**WHAT YOU ARE ASKED TO DO**
From the listing below, tally the lines that include "inhibition". Return only the total.

[Stored items from a collection]
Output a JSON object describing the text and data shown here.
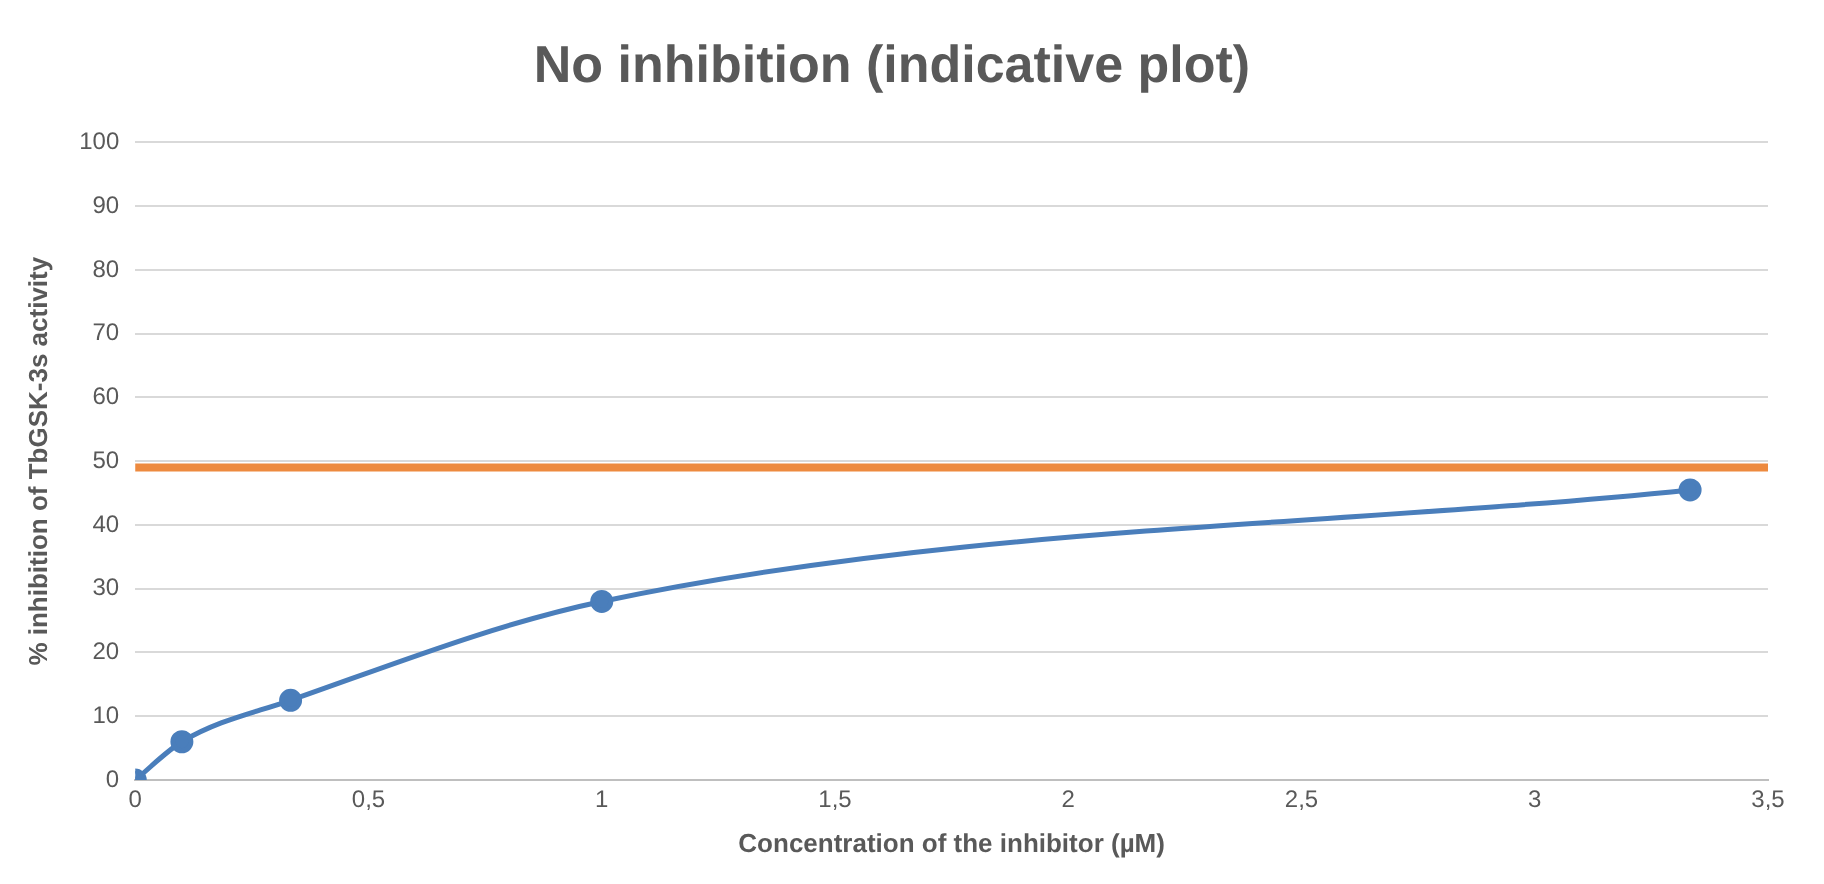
{
  "chart_data": {
    "type": "line",
    "title": "No inhibition (indicative plot)",
    "xlabel": "Concentration of the inhibitor (µM)",
    "ylabel": "% inhibition of TbGSK-3s activity",
    "x": [
      0,
      0.1,
      0.333,
      1,
      3.333
    ],
    "series": [
      {
        "color": "#4a7ebb",
        "values": [
          0,
          6,
          12.5,
          28,
          45.5
        ]
      }
    ],
    "ref_lines": [
      {
        "axis": "y",
        "value": 49,
        "color": "#ed8a3f"
      }
    ],
    "xlim": [
      0,
      3.5
    ],
    "xticks": [
      0,
      {
        "value": 0.5,
        "label": "0,5"
      },
      1,
      {
        "value": 1.5,
        "label": "1,5"
      },
      2,
      {
        "value": 2.5,
        "label": "2,5"
      },
      3,
      {
        "value": 3.5,
        "label": "3,5"
      }
    ],
    "ylim": [
      0,
      100
    ],
    "yticks": [
      0,
      10,
      20,
      30,
      40,
      50,
      60,
      70,
      80,
      90,
      100
    ],
    "grid": "y",
    "marker": "circle",
    "line_style": "solid",
    "legend": false
  }
}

**COMPLETED TASK**
2